§ **Exercise objective**: Repeat, line for line, the entries printed below.

(Source records)
■ ■ ■ ■ ■ ■ ■

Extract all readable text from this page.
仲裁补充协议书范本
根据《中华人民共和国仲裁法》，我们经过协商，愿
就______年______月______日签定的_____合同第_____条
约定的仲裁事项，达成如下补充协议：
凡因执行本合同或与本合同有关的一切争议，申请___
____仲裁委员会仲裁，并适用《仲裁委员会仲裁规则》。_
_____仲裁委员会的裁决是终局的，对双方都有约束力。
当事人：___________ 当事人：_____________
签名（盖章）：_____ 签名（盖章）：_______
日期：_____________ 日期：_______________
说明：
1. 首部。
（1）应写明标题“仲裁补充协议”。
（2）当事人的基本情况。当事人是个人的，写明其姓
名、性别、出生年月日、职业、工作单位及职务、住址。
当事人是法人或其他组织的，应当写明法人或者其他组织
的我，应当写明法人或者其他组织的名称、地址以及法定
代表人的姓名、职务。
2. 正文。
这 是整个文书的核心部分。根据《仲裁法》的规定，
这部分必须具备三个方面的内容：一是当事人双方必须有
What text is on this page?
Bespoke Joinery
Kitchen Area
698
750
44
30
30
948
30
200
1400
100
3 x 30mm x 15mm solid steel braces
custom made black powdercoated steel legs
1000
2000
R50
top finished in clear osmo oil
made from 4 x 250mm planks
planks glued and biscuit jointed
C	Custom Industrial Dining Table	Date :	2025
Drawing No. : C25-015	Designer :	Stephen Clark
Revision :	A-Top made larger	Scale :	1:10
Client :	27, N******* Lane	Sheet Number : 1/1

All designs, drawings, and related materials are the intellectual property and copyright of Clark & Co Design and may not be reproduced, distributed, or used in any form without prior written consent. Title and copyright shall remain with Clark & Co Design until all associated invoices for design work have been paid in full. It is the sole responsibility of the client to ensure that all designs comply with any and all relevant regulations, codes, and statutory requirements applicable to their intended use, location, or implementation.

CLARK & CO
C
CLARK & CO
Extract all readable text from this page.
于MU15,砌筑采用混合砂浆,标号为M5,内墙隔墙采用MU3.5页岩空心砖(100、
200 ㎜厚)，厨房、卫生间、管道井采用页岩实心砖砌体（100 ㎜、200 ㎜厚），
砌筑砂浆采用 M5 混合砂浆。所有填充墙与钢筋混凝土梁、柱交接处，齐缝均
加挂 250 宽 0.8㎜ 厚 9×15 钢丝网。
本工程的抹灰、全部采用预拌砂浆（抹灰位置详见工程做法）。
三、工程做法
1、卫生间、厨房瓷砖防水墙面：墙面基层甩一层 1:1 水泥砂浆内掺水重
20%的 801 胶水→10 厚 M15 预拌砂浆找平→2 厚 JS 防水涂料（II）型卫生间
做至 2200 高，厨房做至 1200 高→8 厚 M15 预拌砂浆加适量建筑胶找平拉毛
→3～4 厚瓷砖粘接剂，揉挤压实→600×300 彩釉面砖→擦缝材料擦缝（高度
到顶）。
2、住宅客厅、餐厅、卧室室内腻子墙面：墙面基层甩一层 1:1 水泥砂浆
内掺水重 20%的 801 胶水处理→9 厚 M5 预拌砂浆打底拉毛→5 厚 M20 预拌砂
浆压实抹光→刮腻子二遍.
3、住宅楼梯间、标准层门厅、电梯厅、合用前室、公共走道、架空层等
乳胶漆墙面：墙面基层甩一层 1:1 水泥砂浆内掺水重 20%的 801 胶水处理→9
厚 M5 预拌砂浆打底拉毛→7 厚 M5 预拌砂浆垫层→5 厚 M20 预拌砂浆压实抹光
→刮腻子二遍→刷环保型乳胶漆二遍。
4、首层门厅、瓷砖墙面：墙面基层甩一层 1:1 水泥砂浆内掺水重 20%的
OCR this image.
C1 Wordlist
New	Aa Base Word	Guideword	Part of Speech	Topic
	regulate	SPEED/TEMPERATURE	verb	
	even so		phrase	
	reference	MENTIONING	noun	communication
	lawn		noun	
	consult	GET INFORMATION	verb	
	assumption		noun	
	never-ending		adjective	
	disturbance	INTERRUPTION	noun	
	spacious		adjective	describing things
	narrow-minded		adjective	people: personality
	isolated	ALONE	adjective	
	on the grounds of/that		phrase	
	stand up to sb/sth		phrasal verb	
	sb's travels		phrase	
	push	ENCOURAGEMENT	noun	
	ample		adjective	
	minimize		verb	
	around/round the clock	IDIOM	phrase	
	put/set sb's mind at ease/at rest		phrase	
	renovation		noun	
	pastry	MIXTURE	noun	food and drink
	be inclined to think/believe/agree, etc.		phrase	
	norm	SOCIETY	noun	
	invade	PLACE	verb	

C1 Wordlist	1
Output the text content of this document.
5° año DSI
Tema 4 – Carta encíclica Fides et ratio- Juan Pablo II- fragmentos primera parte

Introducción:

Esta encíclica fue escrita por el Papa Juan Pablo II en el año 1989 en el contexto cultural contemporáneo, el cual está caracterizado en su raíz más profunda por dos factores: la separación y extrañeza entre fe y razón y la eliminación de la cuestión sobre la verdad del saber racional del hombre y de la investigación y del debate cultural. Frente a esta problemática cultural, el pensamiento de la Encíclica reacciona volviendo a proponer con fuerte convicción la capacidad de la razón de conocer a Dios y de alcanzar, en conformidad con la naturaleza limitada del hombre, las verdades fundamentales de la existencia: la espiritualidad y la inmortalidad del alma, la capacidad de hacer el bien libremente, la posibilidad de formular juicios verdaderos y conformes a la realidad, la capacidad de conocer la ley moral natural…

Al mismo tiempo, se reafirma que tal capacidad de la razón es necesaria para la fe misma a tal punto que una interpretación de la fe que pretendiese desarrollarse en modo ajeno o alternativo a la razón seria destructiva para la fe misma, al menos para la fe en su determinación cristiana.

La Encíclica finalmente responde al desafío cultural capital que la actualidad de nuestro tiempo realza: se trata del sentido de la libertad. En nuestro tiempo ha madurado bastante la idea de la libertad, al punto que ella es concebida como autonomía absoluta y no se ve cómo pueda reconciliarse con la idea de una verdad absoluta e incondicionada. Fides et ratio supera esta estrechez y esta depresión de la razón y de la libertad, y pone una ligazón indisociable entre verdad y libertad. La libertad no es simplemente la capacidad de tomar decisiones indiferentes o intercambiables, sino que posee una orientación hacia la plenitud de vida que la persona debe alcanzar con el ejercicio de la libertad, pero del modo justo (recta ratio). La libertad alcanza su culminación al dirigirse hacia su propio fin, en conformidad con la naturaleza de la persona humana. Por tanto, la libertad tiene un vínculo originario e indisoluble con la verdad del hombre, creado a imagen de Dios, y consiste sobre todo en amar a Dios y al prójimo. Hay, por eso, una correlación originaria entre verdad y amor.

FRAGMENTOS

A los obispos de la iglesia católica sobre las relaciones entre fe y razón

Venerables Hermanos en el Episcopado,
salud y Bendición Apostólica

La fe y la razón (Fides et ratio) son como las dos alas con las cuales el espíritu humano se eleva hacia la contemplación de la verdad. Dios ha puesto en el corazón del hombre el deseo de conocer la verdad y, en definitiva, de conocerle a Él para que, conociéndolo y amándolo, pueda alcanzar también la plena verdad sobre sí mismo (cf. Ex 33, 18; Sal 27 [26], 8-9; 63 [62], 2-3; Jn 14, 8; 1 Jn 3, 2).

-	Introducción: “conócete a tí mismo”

■ ■ ■ ■ ■ ■ ■

§ **Result for this exercise**:
Extract all readable text from this page.
仲裁补充协议书范本
根据《中华人民共和国仲裁法》，我们经过协商，愿
就______年______月______日签定的_____合同第_____条
约定的仲裁事项，达成如下补充协议：
凡因执行本合同或与本合同有关的一切争议，申请___
____仲裁委员会仲裁，并适用《仲裁委员会仲裁规则》。_
_____仲裁委员会的裁决是终局的，对双方都有约束力。
当事人：___________ 当事人：_____________
签名（盖章）：_____ 签名（盖章）：_______
日期：_____________ 日期：_______________
说明：
1. 首部。
（1）应写明标题“仲裁补充协议”。
（2）当事人的基本情况。当事人是个人的，写明其姓
名、性别、出生年月日、职业、工作单位及职务、住址。
当事人是法人或其他组织的，应当写明法人或者其他组织
的我，应当写明法人或者其他组织的名称、地址以及法定
代表人的姓名、职务。
2. 正文。
这 是整个文书的核心部分。根据《仲裁法》的规定，
这部分必须具备三个方面的内容：一是当事人双方必须有
What text is on this page?
Bespoke Joinery
Kitchen Area
698
750
44
30
30
948
30
200
1400
100
3 x 30mm x 15mm solid steel braces
custom made black powdercoated steel legs
1000
2000
R50
top finished in clear osmo oil
made from 4 x 250mm planks
planks glued and biscuit jointed
C	Custom Industrial Dining Table	Date :	2025
Drawing No. : C25-015	Designer :	Stephen Clark
Revision :	A-Top made larger	Scale :	1:10
Client :	27, N******* Lane	Sheet Number : 1/1

All designs, drawings, and related materials are the intellectual property and copyright of Clark & Co Design and may not be reproduced, distributed, or used in any form without prior written consent. Title and copyright shall remain with Clark & Co Design until all associated invoices for design work have been paid in full. It is the sole responsibility of the client to ensure that all designs comply with any and all relevant regulations, codes, and statutory requirements applicable to their intended use, location, or implementation.

CLARK & CO
C
CLARK & CO
Extract all readable text from this page.
于MU15,砌筑采用混合砂浆,标号为M5,内墙隔墙采用MU3.5页岩空心砖(100、
200 ㎜厚)，厨房、卫生间、管道井采用页岩实心砖砌体（100 ㎜、200 ㎜厚），
砌筑砂浆采用 M5 混合砂浆。所有填充墙与钢筋混凝土梁、柱交接处，齐缝均
加挂 250 宽 0.8㎜ 厚 9×15 钢丝网。
本工程的抹灰、全部采用预拌砂浆（抹灰位置详见工程做法）。
三、工程做法
1、卫生间、厨房瓷砖防水墙面：墙面基层甩一层 1:1 水泥砂浆内掺水重
20%的 801 胶水→10 厚 M15 预拌砂浆找平→2 厚 JS 防水涂料（II）型卫生间
做至 2200 高，厨房做至 1200 高→8 厚 M15 预拌砂浆加适量建筑胶找平拉毛
→3～4 厚瓷砖粘接剂，揉挤压实→600×300 彩釉面砖→擦缝材料擦缝（高度
到顶）。
2、住宅客厅、餐厅、卧室室内腻子墙面：墙面基层甩一层 1:1 水泥砂浆
内掺水重 20%的 801 胶水处理→9 厚 M5 预拌砂浆打底拉毛→5 厚 M20 预拌砂
浆压实抹光→刮腻子二遍.
3、住宅楼梯间、标准层门厅、电梯厅、合用前室、公共走道、架空层等
乳胶漆墙面：墙面基层甩一层 1:1 水泥砂浆内掺水重 20%的 801 胶水处理→9
厚 M5 预拌砂浆打底拉毛→7 厚 M5 预拌砂浆垫层→5 厚 M20 预拌砂浆压实抹光
→刮腻子二遍→刷环保型乳胶漆二遍。
4、首层门厅、瓷砖墙面：墙面基层甩一层 1:1 水泥砂浆内掺水重 20%的
OCR this image.
C1 Wordlist
New	Aa Base Word	Guideword	Part of Speech	Topic
	regulate	SPEED/TEMPERATURE	verb	
	even so		phrase	
	reference	MENTIONING	noun	communication
	lawn		noun	
	consult	GET INFORMATION	verb	
	assumption		noun	
	never-ending		adjective	
	disturbance	INTERRUPTION	noun	
	spacious		adjective	describing things
	narrow-minded		adjective	people: personality
	isolated	ALONE	adjective	
	on the grounds of/that		phrase	
	stand up to sb/sth		phrasal verb	
	sb's travels		phrase	
	push	ENCOURAGEMENT	noun	
	ample		adjective	
	minimize		verb	
	around/round the clock	IDIOM	phrase	
	put/set sb's mind at ease/at rest		phrase	
	renovation		noun	
	pastry	MIXTURE	noun	food and drink
	be inclined to think/believe/agree, etc.		phrase	
	norm	SOCIETY	noun	
	invade	PLACE	verb	

C1 Wordlist	1
Output the text content of this document.
5° año DSI
Tema 4 – Carta encíclica Fides et ratio- Juan Pablo II- fragmentos primera parte

Introducción:

Esta encíclica fue escrita por el Papa Juan Pablo II en el año 1989 en el contexto cultural contemporáneo, el cual está caracterizado en su raíz más profunda por dos factores: la separación y extrañeza entre fe y razón y la eliminación de la cuestión sobre la verdad del saber racional del hombre y de la investigación y del debate cultural. Frente a esta problemática cultural, el pensamiento de la Encíclica reacciona volviendo a proponer con fuerte convicción la capacidad de la razón de conocer a Dios y de alcanzar, en conformidad con la naturaleza limitada del hombre, las verdades fundamentales de la existencia: la espiritualidad y la inmortalidad del alma, la capacidad de hacer el bien libremente, la posibilidad de formular juicios verdaderos y conformes a la realidad, la capacidad de conocer la ley moral natural…

Al mismo tiempo, se reafirma que tal capacidad de la razón es necesaria para la fe misma a tal punto que una interpretación de la fe que pretendiese desarrollarse en modo ajeno o alternativo a la razón seria destructiva para la fe misma, al menos para la fe en su determinación cristiana.

La Encíclica finalmente responde al desafío cultural capital que la actualidad de nuestro tiempo realza: se trata del sentido de la libertad. En nuestro tiempo ha madurado bastante la idea de la libertad, al punto que ella es concebida como autonomía absoluta y no se ve cómo pueda reconciliarse con la idea de una verdad absoluta e incondicionada. Fides et ratio supera esta estrechez y esta depresión de la razón y de la libertad, y pone una ligazón indisociable entre verdad y libertad. La libertad no es simplemente la capacidad de tomar decisiones indiferentes o intercambiables, sino que posee una orientación hacia la plenitud de vida que la persona debe alcanzar con el ejercicio de la libertad, pero del modo justo (recta ratio). La libertad alcanza su culminación al dirigirse hacia su propio fin, en conformidad con la naturaleza de la persona humana. Por tanto, la libertad tiene un vínculo originario e indisoluble con la verdad del hombre, creado a imagen de Dios, y consiste sobre todo en amar a Dios y al prójimo. Hay, por eso, una correlación originaria entre verdad y amor.

FRAGMENTOS

A los obispos de la iglesia católica sobre las relaciones entre fe y razón

Venerables Hermanos en el Episcopado,
salud y Bendición Apostólica

La fe y la razón (Fides et ratio) son como las dos alas con las cuales el espíritu humano se eleva hacia la contemplación de la verdad. Dios ha puesto en el corazón del hombre el deseo de conocer la verdad y, en definitiva, de conocerle a Él para que, conociéndolo y amándolo, pueda alcanzar también la plena verdad sobre sí mismo (cf. Ex 33, 18; Sal 27 [26], 8-9; 63 [62], 2-3; Jn 14, 8; 1 Jn 3, 2).

-	Introducción: “conócete a tí mismo”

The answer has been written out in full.